Problem statement: Output the material beneath exactly, leaving nothing out.
#### Provided data ####
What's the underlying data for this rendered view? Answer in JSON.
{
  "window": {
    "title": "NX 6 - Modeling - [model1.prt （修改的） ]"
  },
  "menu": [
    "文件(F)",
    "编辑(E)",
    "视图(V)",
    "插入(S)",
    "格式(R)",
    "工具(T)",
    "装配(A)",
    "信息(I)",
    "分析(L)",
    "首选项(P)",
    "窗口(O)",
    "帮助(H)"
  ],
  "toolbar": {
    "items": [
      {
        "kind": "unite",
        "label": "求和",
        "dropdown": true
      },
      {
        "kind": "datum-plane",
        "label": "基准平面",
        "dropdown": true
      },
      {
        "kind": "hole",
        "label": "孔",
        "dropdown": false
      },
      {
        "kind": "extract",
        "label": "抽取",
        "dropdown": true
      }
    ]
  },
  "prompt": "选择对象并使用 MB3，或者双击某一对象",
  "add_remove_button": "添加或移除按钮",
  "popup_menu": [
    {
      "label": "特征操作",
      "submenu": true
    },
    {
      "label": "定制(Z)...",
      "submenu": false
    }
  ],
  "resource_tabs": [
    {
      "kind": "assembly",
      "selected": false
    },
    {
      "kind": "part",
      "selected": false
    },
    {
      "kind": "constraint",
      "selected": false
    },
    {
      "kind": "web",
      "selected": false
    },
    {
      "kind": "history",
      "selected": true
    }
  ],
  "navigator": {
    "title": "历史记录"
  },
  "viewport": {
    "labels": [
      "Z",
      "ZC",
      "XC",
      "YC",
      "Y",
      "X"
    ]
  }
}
####
Task response:
What's the underlying data for this rendered view? Answer in JSON.
{
  "window": {
    "title": "NX 6 - Modeling - [model1.prt （修改的） ]"
  },
  "menu": [
    "文件(F)",
    "编辑(E)",
    "视图(V)",
    "插入(S)",
    "格式(R)",
    "工具(T)",
    "装配(A)",
    "信息(I)",
    "分析(L)",
    "首选项(P)",
    "窗口(O)",
    "帮助(H)"
  ],
  "toolbar": {
    "items": [
      {
        "kind": "unite",
        "label": "求和",
        "dropdown": true
      },
      {
        "kind": "datum-plane",
        "label": "基准平面",
        "dropdown": true
      },
      {
        "kind": "hole",
        "label": "孔",
        "dropdown": false
      },
      {
        "kind": "extract",
        "label": "抽取",
        "dropdown": true
      }
    ]
  },
  "prompt": "选择对象并使用 MB3，或者双击某一对象",
  "add_remove_button": "添加或移除按钮",
  "popup_menu": [
    {
      "label": "特征操作",
      "submenu": true
    },
    {
      "label": "定制(Z)...",
      "submenu": false
    }
  ],
  "resource_tabs": [
    {
      "kind": "assembly",
      "selected": false
    },
    {
      "kind": "part",
      "selected": false
    },
    {
      "kind": "constraint",
      "selected": false
    },
    {
      "kind": "web",
      "selected": false
    },
    {
      "kind": "history",
      "selected": true
    }
  ],
  "navigator": {
    "title": "历史记录"
  },
  "viewport": {
    "labels": [
      "Z",
      "ZC",
      "XC",
      "YC",
      "Y",
      "X"
    ]
  }
}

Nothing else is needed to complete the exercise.